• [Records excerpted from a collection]
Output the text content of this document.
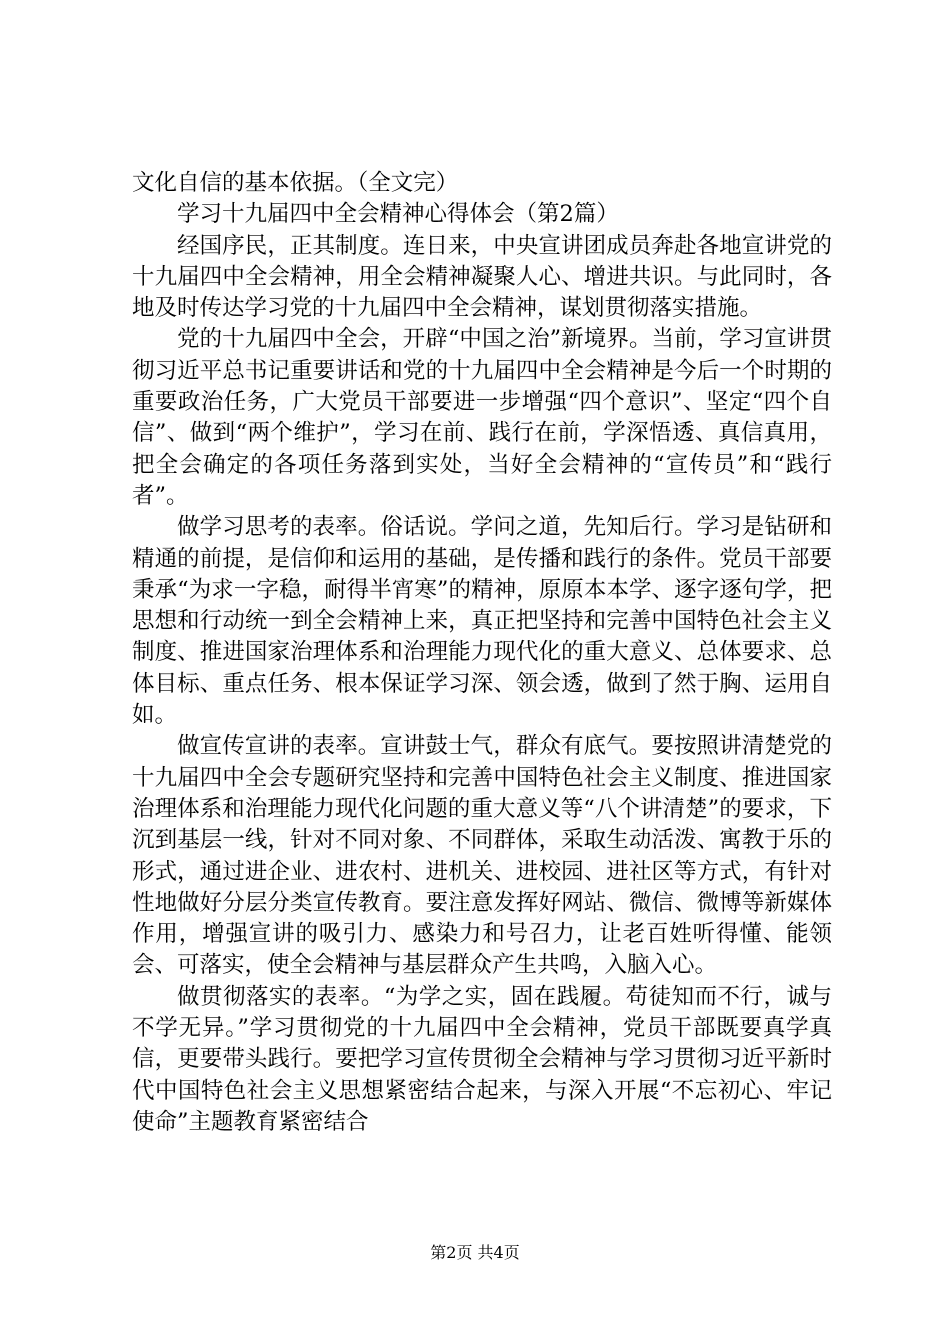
文化自信的基本依据。（全文完）

学习十九届四中全会精神心得体会（第2篇）

经国序民，正其制度。连日来，中央宣讲团成员奔赴各地宣讲党的十九届四中全会精神，用全会精神凝聚人心、增进共识。与此同时，各地及时传达学习党的十九届四中全会精神，谋划贯彻落实措施。

党的十九届四中全会，开辟“中国之治”新境界。当前，学习宣讲贯彻习近平总书记重要讲话和党的十九届四中全会精神是今后一个时期的重要政治任务，广大党员干部要进一步增强“四个意识”、坚定“四个自信”、做到“两个维护”，学习在前、践行在前，学深悟透、真信真用，把全会确定的各项任务落到实处，当好全会精神的“宣传员”和“践行者”。

做学习思考的表率。俗话说。学问之道，先知后行。学习是钻研和精通的前提，是信仰和运用的基础，是传播和践行的条件。党员干部要秉承“为求一字稳，耐得半宵寒”的精神，原原本本学、逐字逐句学，把思想和行动统一到全会精神上来，真正把坚持和完善中国特色社会主义制度、推进国家治理体系和治理能力现代化的重大意义、总体要求、总体目标、重点任务、根本保证学习深、领会透，做到了然于胸、运用自如。

做宣传宣讲的表率。宣讲鼓士气，群众有底气。要按照讲清楚党的十九届四中全会专题研究坚持和完善中国特色社会主义制度、推进国家治理体系和治理能力现代化问题的重大意义等“八个讲清楚”的要求，下沉到基层一线，针对不同对象、不同群体，采取生动活泼、寓教于乐的形式，通过进企业、进农村、进机关、进校园、进社区等方式，有针对性地做好分层分类宣传教育。要注意发挥好网站、微信、微博等新媒体作用，增强宣讲的吸引力、感染力和号召力，让老百姓听得懂、能领会、可落实，使全会精神与基层群众产生共鸣，入脑入心。

做贯彻落实的表率。“为学之实，固在践履。苟徒知而不行，诚与不学无异。”学习贯彻党的十九届四中全会精神，党员干部既要真学真信，更要带头践行。要把学习宣传贯彻全会精神与学习贯彻习近平新时代中国特色社会主义思想紧密结合起来，与深入开展“不忘初心、牢记使命”主题教育紧密结合

第2页 共4页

• [TASK]
Copy the material shown above in full and exactly. Skip the pictures.

• [SOLVED PROBLEM]
Output the text content of this document.
文化自信的基本依据。（全文完）

学习十九届四中全会精神心得体会（第2篇）

经国序民，正其制度。连日来，中央宣讲团成员奔赴各地宣讲党的十九届四中全会精神，用全会精神凝聚人心、增进共识。与此同时，各地及时传达学习党的十九届四中全会精神，谋划贯彻落实措施。

党的十九届四中全会，开辟“中国之治”新境界。当前，学习宣讲贯彻习近平总书记重要讲话和党的十九届四中全会精神是今后一个时期的重要政治任务，广大党员干部要进一步增强“四个意识”、坚定“四个自信”、做到“两个维护”，学习在前、践行在前，学深悟透、真信真用，把全会确定的各项任务落到实处，当好全会精神的“宣传员”和“践行者”。

做学习思考的表率。俗话说。学问之道，先知后行。学习是钻研和精通的前提，是信仰和运用的基础，是传播和践行的条件。党员干部要秉承“为求一字稳，耐得半宵寒”的精神，原原本本学、逐字逐句学，把思想和行动统一到全会精神上来，真正把坚持和完善中国特色社会主义制度、推进国家治理体系和治理能力现代化的重大意义、总体要求、总体目标、重点任务、根本保证学习深、领会透，做到了然于胸、运用自如。

做宣传宣讲的表率。宣讲鼓士气，群众有底气。要按照讲清楚党的十九届四中全会专题研究坚持和完善中国特色社会主义制度、推进国家治理体系和治理能力现代化问题的重大意义等“八个讲清楚”的要求，下沉到基层一线，针对不同对象、不同群体，采取生动活泼、寓教于乐的形式，通过进企业、进农村、进机关、进校园、进社区等方式，有针对性地做好分层分类宣传教育。要注意发挥好网站、微信、微博等新媒体作用，增强宣讲的吸引力、感染力和号召力，让老百姓听得懂、能领会、可落实，使全会精神与基层群众产生共鸣，入脑入心。

做贯彻落实的表率。“为学之实，固在践履。苟徒知而不行，诚与不学无异。”学习贯彻党的十九届四中全会精神，党员干部既要真学真信，更要带头践行。要把学习宣传贯彻全会精神与学习贯彻习近平新时代中国特色社会主义思想紧密结合起来，与深入开展“不忘初心、牢记使命”主题教育紧密结合

第2页 共4页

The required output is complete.